* Exercise description
Output every line below without omitting or altering anything.

=== Provided records ===

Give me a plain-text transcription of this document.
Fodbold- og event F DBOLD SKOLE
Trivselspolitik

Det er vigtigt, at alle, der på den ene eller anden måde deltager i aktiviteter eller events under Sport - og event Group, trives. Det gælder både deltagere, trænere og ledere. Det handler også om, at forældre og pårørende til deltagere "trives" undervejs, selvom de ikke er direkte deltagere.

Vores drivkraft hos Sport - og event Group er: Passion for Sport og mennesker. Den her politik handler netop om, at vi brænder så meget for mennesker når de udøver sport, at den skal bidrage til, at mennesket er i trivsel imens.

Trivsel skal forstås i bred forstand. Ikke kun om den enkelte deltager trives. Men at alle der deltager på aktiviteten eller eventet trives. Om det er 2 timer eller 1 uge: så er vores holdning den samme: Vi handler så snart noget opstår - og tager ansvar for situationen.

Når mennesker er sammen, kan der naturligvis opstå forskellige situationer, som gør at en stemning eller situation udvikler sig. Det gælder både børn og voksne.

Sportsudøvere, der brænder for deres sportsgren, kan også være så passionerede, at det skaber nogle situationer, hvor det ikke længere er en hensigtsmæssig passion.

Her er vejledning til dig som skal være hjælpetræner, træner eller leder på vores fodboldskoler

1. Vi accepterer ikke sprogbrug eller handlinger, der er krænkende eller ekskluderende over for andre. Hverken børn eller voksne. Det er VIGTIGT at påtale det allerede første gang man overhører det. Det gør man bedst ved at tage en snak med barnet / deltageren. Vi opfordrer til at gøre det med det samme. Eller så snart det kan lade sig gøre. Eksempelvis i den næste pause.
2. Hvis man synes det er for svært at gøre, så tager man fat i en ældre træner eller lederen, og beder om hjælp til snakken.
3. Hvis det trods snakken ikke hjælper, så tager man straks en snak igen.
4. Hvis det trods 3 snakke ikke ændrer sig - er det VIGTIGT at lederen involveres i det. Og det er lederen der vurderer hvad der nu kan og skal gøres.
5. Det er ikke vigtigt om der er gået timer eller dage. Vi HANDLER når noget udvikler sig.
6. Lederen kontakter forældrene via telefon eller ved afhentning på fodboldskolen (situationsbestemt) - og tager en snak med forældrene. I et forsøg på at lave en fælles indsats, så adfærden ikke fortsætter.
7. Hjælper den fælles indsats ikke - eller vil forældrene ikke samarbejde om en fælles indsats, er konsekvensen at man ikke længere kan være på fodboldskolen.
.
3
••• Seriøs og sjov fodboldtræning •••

===

* Task solution
Give me a plain-text transcription of this document.
Fodbold- og event F DBOLD SKOLE
Trivselspolitik

Det er vigtigt, at alle, der på den ene eller anden måde deltager i aktiviteter eller events under Sport - og event Group, trives. Det gælder både deltagere, trænere og ledere. Det handler også om, at forældre og pårørende til deltagere "trives" undervejs, selvom de ikke er direkte deltagere.

Vores drivkraft hos Sport - og event Group er: Passion for Sport og mennesker. Den her politik handler netop om, at vi brænder så meget for mennesker når de udøver sport, at den skal bidrage til, at mennesket er i trivsel imens.

Trivsel skal forstås i bred forstand. Ikke kun om den enkelte deltager trives. Men at alle der deltager på aktiviteten eller eventet trives. Om det er 2 timer eller 1 uge: så er vores holdning den samme: Vi handler så snart noget opstår - og tager ansvar for situationen.

Når mennesker er sammen, kan der naturligvis opstå forskellige situationer, som gør at en stemning eller situation udvikler sig. Det gælder både børn og voksne.

Sportsudøvere, der brænder for deres sportsgren, kan også være så passionerede, at det skaber nogle situationer, hvor det ikke længere er en hensigtsmæssig passion.

Her er vejledning til dig som skal være hjælpetræner, træner eller leder på vores fodboldskoler

1. Vi accepterer ikke sprogbrug eller handlinger, der er krænkende eller ekskluderende over for andre. Hverken børn eller voksne. Det er VIGTIGT at påtale det allerede første gang man overhører det. Det gør man bedst ved at tage en snak med barnet / deltageren. Vi opfordrer til at gøre det med det samme. Eller så snart det kan lade sig gøre. Eksempelvis i den næste pause.
2. Hvis man synes det er for svært at gøre, så tager man fat i en ældre træner eller lederen, og beder om hjælp til snakken.
3. Hvis det trods snakken ikke hjælper, så tager man straks en snak igen.
4. Hvis det trods 3 snakke ikke ændrer sig - er det VIGTIGT at lederen involveres i det. Og det er lederen der vurderer hvad der nu kan og skal gøres.
5. Det er ikke vigtigt om der er gået timer eller dage. Vi HANDLER når noget udvikler sig.
6. Lederen kontakter forældrene via telefon eller ved afhentning på fodboldskolen (situationsbestemt) - og tager en snak med forældrene. I et forsøg på at lave en fælles indsats, så adfærden ikke fortsætter.
7. Hjælper den fælles indsats ikke - eller vil forældrene ikke samarbejde om en fælles indsats, er konsekvensen at man ikke længere kan være på fodboldskolen.
.
3
••• Seriøs og sjov fodboldtræning •••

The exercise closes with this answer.